**WHAT YOU ARE ASKED TO DO**
List, from the lines below, each one with "type" in it.
--- START RECORDS SHOWN ---
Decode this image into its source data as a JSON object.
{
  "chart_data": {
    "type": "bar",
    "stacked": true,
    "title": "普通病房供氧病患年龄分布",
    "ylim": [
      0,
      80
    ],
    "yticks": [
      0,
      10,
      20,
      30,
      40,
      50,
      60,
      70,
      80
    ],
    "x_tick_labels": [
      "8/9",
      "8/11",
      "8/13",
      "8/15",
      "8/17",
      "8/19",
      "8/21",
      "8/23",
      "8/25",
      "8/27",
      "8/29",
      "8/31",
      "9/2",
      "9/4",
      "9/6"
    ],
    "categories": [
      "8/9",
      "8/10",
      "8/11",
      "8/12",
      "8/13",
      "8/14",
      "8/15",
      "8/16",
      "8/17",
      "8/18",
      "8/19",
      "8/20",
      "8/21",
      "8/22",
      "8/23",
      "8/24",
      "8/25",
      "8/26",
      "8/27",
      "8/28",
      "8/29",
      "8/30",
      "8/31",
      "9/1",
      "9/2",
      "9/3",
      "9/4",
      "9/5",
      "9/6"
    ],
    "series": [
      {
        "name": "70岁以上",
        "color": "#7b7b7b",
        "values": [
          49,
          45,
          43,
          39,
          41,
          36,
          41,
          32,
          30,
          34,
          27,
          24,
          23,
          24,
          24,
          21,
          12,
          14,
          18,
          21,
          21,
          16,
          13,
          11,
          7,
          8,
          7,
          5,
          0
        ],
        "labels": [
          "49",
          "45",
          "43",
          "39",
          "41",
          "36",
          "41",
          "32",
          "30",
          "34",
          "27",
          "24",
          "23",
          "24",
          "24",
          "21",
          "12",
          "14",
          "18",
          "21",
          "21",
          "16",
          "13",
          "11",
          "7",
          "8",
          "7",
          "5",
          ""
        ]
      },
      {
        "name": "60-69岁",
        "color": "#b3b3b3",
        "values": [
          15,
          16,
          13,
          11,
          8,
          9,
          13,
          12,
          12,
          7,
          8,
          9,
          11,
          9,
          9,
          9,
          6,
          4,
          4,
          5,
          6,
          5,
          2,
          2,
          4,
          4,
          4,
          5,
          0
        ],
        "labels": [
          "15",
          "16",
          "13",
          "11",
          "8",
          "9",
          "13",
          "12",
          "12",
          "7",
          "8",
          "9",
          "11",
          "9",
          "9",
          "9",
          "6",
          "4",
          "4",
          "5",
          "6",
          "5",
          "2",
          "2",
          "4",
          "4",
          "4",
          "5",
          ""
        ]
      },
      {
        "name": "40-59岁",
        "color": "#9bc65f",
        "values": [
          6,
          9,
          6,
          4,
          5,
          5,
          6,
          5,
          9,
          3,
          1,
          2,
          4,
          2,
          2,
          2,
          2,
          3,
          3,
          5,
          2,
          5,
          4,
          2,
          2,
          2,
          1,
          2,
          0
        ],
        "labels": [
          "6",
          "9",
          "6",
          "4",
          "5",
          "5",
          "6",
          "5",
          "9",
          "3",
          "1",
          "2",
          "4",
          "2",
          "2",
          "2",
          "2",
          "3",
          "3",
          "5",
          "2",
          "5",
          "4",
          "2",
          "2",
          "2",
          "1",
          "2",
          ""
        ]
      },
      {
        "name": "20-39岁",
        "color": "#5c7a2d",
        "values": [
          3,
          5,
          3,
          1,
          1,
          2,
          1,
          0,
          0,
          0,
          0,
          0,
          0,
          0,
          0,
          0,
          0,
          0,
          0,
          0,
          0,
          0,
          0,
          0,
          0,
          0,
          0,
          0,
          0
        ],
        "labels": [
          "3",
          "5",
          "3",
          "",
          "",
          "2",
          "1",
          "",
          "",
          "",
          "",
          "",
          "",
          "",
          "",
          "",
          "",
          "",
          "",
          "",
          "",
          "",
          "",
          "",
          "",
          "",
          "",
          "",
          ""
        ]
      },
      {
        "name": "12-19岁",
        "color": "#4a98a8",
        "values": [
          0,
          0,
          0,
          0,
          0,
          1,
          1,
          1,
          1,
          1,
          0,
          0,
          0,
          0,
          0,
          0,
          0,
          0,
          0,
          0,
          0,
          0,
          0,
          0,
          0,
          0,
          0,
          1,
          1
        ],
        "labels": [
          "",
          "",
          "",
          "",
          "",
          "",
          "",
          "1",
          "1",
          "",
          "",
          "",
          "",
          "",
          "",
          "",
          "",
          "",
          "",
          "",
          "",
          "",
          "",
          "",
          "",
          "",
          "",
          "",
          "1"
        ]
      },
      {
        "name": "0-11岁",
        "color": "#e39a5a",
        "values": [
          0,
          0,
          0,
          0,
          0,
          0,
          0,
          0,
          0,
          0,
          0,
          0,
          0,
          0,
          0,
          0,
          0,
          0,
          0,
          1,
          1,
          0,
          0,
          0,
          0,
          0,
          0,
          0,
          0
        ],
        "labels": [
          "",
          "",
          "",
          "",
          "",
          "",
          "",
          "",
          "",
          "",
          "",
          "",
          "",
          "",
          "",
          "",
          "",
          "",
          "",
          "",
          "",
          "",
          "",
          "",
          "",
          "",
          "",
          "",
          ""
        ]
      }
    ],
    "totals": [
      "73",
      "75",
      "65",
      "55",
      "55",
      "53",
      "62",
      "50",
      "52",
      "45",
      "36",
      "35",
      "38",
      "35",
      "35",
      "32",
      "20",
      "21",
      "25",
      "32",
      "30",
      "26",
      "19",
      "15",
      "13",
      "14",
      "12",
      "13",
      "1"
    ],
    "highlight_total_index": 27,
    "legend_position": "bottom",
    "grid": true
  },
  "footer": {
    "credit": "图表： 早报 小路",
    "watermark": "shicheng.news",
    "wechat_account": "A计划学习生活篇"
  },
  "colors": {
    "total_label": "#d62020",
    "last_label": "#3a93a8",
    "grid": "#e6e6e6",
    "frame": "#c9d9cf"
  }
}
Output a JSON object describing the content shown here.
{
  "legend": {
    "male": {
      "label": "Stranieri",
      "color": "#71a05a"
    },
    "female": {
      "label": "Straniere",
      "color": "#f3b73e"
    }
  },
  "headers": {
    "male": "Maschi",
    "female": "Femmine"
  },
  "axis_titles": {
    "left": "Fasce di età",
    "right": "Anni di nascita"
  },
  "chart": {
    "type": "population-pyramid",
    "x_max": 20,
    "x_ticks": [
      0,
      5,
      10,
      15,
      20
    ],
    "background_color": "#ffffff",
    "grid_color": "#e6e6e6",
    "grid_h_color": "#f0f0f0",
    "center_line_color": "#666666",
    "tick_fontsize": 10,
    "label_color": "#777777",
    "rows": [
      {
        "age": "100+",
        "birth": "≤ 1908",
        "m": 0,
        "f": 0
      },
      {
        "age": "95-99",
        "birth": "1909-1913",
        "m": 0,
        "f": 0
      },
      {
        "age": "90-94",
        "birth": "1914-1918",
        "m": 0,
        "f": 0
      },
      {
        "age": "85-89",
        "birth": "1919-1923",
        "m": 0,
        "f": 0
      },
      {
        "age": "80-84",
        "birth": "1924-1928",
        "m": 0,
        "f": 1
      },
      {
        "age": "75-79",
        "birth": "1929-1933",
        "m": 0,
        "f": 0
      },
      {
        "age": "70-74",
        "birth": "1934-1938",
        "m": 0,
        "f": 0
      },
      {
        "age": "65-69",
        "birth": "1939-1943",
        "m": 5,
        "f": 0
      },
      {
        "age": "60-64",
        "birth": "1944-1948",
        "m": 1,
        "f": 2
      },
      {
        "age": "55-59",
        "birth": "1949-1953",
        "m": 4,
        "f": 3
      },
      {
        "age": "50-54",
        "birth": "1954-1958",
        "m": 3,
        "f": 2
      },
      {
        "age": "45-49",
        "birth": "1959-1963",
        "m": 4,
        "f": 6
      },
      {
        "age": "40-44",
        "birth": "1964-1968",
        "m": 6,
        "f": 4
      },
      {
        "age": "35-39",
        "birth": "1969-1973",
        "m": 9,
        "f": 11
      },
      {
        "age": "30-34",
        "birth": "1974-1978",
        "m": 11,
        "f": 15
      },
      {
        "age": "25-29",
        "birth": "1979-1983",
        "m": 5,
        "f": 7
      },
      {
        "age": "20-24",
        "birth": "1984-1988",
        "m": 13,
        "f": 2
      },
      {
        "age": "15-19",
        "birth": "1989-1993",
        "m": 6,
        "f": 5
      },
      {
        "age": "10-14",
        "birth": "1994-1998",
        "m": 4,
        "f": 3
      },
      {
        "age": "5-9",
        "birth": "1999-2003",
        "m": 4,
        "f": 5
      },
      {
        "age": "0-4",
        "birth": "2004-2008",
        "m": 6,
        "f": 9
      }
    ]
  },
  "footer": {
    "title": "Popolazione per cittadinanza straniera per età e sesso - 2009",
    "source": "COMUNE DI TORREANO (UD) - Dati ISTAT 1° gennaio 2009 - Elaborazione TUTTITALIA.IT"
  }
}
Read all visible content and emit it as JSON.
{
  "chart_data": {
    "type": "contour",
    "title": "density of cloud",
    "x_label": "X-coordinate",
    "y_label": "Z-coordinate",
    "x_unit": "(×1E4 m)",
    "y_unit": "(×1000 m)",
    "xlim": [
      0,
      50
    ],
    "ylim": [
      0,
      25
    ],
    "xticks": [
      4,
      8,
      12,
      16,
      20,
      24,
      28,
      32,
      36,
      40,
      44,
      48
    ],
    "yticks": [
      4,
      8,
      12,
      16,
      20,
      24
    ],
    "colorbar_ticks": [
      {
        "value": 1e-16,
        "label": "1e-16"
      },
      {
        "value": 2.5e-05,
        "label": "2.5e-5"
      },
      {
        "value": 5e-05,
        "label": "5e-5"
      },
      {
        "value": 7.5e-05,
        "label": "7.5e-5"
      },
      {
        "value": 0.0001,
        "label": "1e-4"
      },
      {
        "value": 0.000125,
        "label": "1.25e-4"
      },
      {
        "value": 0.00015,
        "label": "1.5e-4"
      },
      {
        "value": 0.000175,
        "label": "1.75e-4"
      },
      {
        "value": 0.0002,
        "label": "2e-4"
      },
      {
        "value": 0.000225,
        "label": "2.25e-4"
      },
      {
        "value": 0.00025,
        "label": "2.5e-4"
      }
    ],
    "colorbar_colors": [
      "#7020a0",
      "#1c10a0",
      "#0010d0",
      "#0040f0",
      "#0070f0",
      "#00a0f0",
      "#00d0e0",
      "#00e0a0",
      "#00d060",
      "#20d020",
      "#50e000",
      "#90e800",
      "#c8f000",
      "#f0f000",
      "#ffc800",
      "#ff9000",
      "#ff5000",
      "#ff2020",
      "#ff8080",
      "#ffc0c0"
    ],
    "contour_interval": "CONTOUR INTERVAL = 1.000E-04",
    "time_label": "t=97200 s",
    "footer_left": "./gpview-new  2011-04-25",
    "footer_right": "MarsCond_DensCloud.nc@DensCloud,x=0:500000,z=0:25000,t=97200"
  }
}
--- END RECORDS SHOWN ---
**CORRECT RESPONSE**
    "type": "bar",
    "type": "population-pyramid",
    "type": "contour",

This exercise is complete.